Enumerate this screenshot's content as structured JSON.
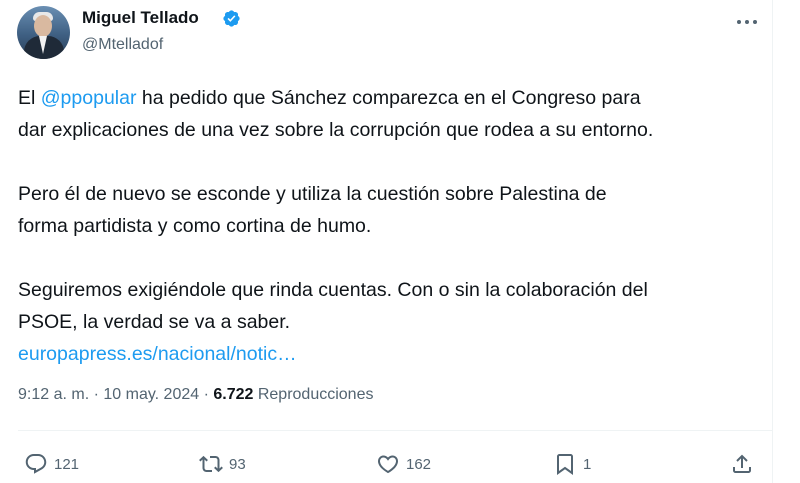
{
  "tweet": {
    "author_name": "Miguel Tellado",
    "author_handle": "@Mtelladof",
    "body": {
      "p1_prefix": "El ",
      "p1_mention": "@ppopular",
      "p1_rest_line1": " ha pedido que Sánchez comparezca en el Congreso para",
      "p1_line2": "dar explicaciones de una vez sobre la corrupción que rodea a su entorno.",
      "p2_line1": "Pero él de nuevo se esconde y utiliza la cuestión sobre Palestina de",
      "p2_line2": "forma partidista y como cortina de humo.",
      "p3_line1": "Seguiremos exigiéndole que rinda cuentas. Con o sin la colaboración del",
      "p3_line2": "PSOE, la verdad se va a saber.",
      "link": "europapress.es/nacional/notic…"
    },
    "meta": {
      "time": "9:12 a. m.",
      "separator": " · ",
      "date": "10 may. 2024",
      "views_count": "6.722",
      "views_label": " Reproducciones"
    },
    "actions": {
      "replies": "121",
      "reposts": "93",
      "likes": "162",
      "bookmarks": "1"
    },
    "colors": {
      "accent": "#1d9bf0",
      "text": "#0f1419",
      "secondary": "#536471"
    },
    "icons": [
      "verified-badge-icon",
      "more-icon",
      "reply-icon",
      "repost-icon",
      "like-icon",
      "bookmark-icon",
      "share-icon"
    ]
  }
}
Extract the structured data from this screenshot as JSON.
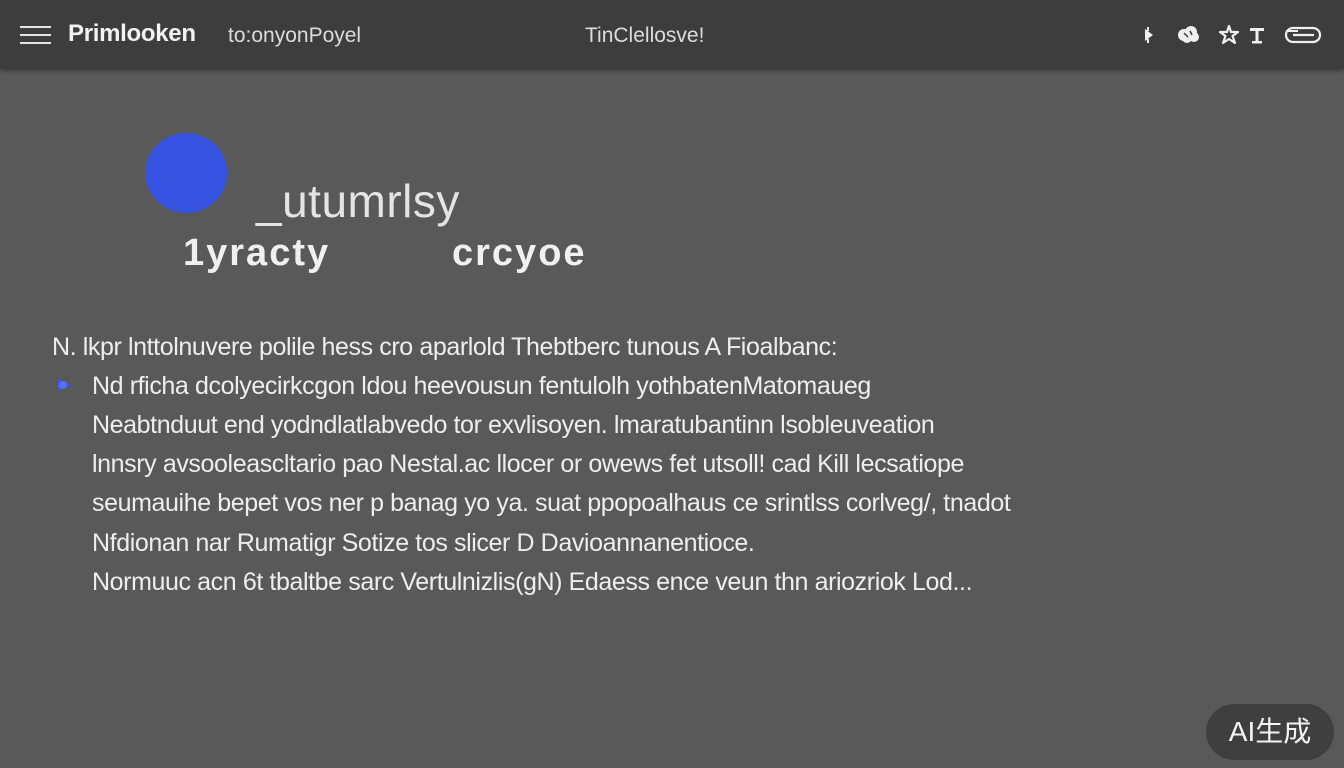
{
  "header": {
    "app_title": "Primlooken",
    "nav_link": "to:onyonPoyel",
    "center_title": "TinClellosve!",
    "icons": [
      "pin-icon",
      "cloud-icon",
      "star-icon",
      "tool-icon",
      "card-icon"
    ]
  },
  "hero": {
    "title": "_utumrlsy",
    "subtitle_left": "1yracty",
    "subtitle_right": "crcyoe",
    "accent_color": "#3653e2"
  },
  "body": {
    "lines": [
      "N. lkpr lnttolnuvere polile hess cro aparlold Thebtberc tunous A Fioalbanc:",
      "Nd rficha dcolyecirkcgon ldou heevousun fentulolh yothbatenMatomaueg",
      "Neabtnduut end yodndlatlabvedo tor exvlisoyen. lmaratubantinn lsobleuveation",
      "lnnsry avsooleascltario pao Nestal.ac llocer or owews fet utsoll! cad Kill lecsatiope",
      "seumauihe bepet vos ner p banag yo ya. suat ppopoalhaus ce srintlss corlveg/, tnadot",
      "Nfdionan nar Rumatigr Sotize tos slicer D Davioannanentioce.",
      "Normuuc acn 6t tbaltbe sarc Vertulnizlis(gN) Edaess ence veun thn ariozriok Lod..."
    ],
    "bullet_color": "#3b56e6"
  },
  "badge": {
    "label": "AI生成"
  }
}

What is expected: Determine how many of the lines above hold the word "sobre", and output that number by itself.

Full output: 2